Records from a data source
#####
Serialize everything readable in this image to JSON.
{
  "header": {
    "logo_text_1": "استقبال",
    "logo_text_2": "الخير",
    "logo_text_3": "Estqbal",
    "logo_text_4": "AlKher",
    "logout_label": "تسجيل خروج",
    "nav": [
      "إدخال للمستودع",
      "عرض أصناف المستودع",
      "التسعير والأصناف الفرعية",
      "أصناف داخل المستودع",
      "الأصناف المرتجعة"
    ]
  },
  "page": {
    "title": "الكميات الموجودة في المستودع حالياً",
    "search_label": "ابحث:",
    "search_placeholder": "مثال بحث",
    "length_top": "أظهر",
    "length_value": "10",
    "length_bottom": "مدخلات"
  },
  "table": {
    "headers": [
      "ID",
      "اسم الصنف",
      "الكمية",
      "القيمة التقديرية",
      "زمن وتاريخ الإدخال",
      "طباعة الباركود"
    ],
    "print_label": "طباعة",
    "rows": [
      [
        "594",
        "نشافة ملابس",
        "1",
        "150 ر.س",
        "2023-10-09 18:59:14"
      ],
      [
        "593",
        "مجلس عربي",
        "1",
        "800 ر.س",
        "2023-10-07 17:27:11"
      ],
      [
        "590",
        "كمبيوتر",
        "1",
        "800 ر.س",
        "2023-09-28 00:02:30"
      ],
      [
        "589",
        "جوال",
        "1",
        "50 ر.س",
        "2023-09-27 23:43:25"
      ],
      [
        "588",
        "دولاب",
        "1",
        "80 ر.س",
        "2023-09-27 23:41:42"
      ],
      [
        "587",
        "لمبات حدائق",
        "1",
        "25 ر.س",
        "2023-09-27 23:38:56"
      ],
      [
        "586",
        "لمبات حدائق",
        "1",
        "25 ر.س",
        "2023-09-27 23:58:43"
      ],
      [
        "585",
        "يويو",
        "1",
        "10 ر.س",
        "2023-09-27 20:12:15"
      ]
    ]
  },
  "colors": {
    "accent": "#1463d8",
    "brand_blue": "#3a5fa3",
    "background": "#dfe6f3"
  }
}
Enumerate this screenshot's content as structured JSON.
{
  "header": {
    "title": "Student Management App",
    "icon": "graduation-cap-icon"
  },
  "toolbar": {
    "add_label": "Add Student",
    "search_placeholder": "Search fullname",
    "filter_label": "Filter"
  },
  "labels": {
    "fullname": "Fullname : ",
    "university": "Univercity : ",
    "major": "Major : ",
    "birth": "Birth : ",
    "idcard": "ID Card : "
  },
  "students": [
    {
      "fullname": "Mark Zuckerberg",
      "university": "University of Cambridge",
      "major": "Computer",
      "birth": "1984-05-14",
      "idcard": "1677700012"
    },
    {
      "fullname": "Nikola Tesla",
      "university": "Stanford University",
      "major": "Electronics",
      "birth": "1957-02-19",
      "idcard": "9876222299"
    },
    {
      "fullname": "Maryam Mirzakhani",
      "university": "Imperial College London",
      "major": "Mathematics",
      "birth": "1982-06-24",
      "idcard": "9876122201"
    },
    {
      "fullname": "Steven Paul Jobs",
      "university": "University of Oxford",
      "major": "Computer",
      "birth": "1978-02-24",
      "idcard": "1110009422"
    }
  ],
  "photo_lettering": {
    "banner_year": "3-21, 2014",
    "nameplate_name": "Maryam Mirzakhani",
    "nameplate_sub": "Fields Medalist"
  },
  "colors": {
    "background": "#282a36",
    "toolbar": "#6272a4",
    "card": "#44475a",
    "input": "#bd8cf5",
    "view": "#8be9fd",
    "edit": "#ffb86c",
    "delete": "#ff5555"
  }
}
#####
• **GIVEN PROBLEM**: Each record must be repeated exactly as it is.

• **SOLUTION TO THIS PROBLEM**:
Serialize everything readable in this image to JSON.
{
  "header": {
    "logo_text_1": "استقبال",
    "logo_text_2": "الخير",
    "logo_text_3": "Estqbal",
    "logo_text_4": "AlKher",
    "logout_label": "تسجيل خروج",
    "nav": [
      "إدخال للمستودع",
      "عرض أصناف المستودع",
      "التسعير والأصناف الفرعية",
      "أصناف داخل المستودع",
      "الأصناف المرتجعة"
    ]
  },
  "page": {
    "title": "الكميات الموجودة في المستودع حالياً",
    "search_label": "ابحث:",
    "search_placeholder": "مثال بحث",
    "length_top": "أظهر",
    "length_value": "10",
    "length_bottom": "مدخلات"
  },
  "table": {
    "headers": [
      "ID",
      "اسم الصنف",
      "الكمية",
      "القيمة التقديرية",
      "زمن وتاريخ الإدخال",
      "طباعة الباركود"
    ],
    "print_label": "طباعة",
    "rows": [
      [
        "594",
        "نشافة ملابس",
        "1",
        "150 ر.س",
        "2023-10-09 18:59:14"
      ],
      [
        "593",
        "مجلس عربي",
        "1",
        "800 ر.س",
        "2023-10-07 17:27:11"
      ],
      [
        "590",
        "كمبيوتر",
        "1",
        "800 ر.س",
        "2023-09-28 00:02:30"
      ],
      [
        "589",
        "جوال",
        "1",
        "50 ر.س",
        "2023-09-27 23:43:25"
      ],
      [
        "588",
        "دولاب",
        "1",
        "80 ر.س",
        "2023-09-27 23:41:42"
      ],
      [
        "587",
        "لمبات حدائق",
        "1",
        "25 ر.س",
        "2023-09-27 23:38:56"
      ],
      [
        "586",
        "لمبات حدائق",
        "1",
        "25 ر.س",
        "2023-09-27 23:58:43"
      ],
      [
        "585",
        "يويو",
        "1",
        "10 ر.س",
        "2023-09-27 20:12:15"
      ]
    ]
  },
  "colors": {
    "accent": "#1463d8",
    "brand_blue": "#3a5fa3",
    "background": "#dfe6f3"
  }
}
Enumerate this screenshot's content as structured JSON.
{
  "header": {
    "title": "Student Management App",
    "icon": "graduation-cap-icon"
  },
  "toolbar": {
    "add_label": "Add Student",
    "search_placeholder": "Search fullname",
    "filter_label": "Filter"
  },
  "labels": {
    "fullname": "Fullname : ",
    "university": "Univercity : ",
    "major": "Major : ",
    "birth": "Birth : ",
    "idcard": "ID Card : "
  },
  "students": [
    {
      "fullname": "Mark Zuckerberg",
      "university": "University of Cambridge",
      "major": "Computer",
      "birth": "1984-05-14",
      "idcard": "1677700012"
    },
    {
      "fullname": "Nikola Tesla",
      "university": "Stanford University",
      "major": "Electronics",
      "birth": "1957-02-19",
      "idcard": "9876222299"
    },
    {
      "fullname": "Maryam Mirzakhani",
      "university": "Imperial College London",
      "major": "Mathematics",
      "birth": "1982-06-24",
      "idcard": "9876122201"
    },
    {
      "fullname": "Steven Paul Jobs",
      "university": "University of Oxford",
      "major": "Computer",
      "birth": "1978-02-24",
      "idcard": "1110009422"
    }
  ],
  "photo_lettering": {
    "banner_year": "3-21, 2014",
    "nameplate_name": "Maryam Mirzakhani",
    "nameplate_sub": "Fields Medalist"
  },
  "colors": {
    "background": "#282a36",
    "toolbar": "#6272a4",
    "card": "#44475a",
    "input": "#bd8cf5",
    "view": "#8be9fd",
    "edit": "#ffb86c",
    "delete": "#ff5555"
  }
}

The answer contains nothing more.